Exercise instructions:
Reading down the listing below, count the lines where the word "positioning" shows up, then give only that count.

Data in this exercise:

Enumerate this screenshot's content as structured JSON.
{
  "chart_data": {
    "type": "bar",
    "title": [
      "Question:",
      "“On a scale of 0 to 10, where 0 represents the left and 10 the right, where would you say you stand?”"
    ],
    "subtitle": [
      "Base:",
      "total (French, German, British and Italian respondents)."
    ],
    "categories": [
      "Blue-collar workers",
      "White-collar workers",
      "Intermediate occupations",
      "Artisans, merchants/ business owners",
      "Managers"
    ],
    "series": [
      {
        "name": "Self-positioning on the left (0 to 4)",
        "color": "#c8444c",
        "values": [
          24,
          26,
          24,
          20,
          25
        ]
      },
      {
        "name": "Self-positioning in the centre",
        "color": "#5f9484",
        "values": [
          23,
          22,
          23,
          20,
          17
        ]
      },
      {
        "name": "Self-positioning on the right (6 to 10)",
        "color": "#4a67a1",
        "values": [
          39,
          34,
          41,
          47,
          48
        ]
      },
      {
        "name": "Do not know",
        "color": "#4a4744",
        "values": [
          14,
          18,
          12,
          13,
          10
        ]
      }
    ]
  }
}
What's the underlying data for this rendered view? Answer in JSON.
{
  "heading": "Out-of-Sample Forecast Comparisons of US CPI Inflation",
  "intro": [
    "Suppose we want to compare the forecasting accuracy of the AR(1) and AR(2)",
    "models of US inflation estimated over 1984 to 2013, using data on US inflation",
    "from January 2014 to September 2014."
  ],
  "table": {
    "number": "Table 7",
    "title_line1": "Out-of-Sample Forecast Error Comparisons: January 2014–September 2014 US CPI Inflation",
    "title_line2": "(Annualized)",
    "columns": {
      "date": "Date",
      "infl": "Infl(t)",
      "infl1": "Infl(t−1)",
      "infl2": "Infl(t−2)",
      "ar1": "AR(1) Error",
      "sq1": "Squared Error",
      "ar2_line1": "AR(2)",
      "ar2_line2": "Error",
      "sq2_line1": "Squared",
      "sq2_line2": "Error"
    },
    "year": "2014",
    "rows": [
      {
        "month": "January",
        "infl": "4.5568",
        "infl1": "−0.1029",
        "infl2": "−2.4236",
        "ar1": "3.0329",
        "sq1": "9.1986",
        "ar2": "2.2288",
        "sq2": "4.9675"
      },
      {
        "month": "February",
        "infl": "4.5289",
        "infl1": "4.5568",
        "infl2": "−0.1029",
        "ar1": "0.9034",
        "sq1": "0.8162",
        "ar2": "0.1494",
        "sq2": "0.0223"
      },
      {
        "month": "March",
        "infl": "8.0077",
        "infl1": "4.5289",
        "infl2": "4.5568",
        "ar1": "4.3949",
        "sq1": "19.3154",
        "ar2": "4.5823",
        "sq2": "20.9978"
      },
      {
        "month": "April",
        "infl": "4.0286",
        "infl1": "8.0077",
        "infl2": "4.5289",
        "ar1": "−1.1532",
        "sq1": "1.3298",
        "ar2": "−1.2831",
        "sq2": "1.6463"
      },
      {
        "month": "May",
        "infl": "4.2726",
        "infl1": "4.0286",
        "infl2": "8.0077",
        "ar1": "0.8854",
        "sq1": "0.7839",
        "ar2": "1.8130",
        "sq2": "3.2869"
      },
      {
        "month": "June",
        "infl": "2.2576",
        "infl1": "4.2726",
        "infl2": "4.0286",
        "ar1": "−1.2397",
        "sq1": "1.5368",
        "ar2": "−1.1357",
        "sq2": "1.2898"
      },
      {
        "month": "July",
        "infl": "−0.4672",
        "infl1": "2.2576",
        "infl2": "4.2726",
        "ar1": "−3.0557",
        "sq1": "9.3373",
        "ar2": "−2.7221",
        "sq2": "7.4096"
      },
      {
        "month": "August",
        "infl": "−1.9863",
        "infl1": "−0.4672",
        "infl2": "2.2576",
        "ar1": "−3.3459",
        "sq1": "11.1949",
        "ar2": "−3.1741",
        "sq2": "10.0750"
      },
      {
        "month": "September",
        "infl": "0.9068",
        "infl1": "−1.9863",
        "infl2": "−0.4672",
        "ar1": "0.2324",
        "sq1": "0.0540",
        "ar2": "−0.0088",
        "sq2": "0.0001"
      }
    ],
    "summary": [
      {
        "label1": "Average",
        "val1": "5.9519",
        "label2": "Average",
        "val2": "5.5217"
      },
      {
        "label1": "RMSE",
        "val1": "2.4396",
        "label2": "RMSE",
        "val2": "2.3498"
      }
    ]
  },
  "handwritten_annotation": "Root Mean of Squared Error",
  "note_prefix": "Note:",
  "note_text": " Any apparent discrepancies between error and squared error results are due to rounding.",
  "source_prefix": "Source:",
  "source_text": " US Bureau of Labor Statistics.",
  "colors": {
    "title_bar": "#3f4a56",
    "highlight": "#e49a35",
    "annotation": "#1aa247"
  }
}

Written answer:
3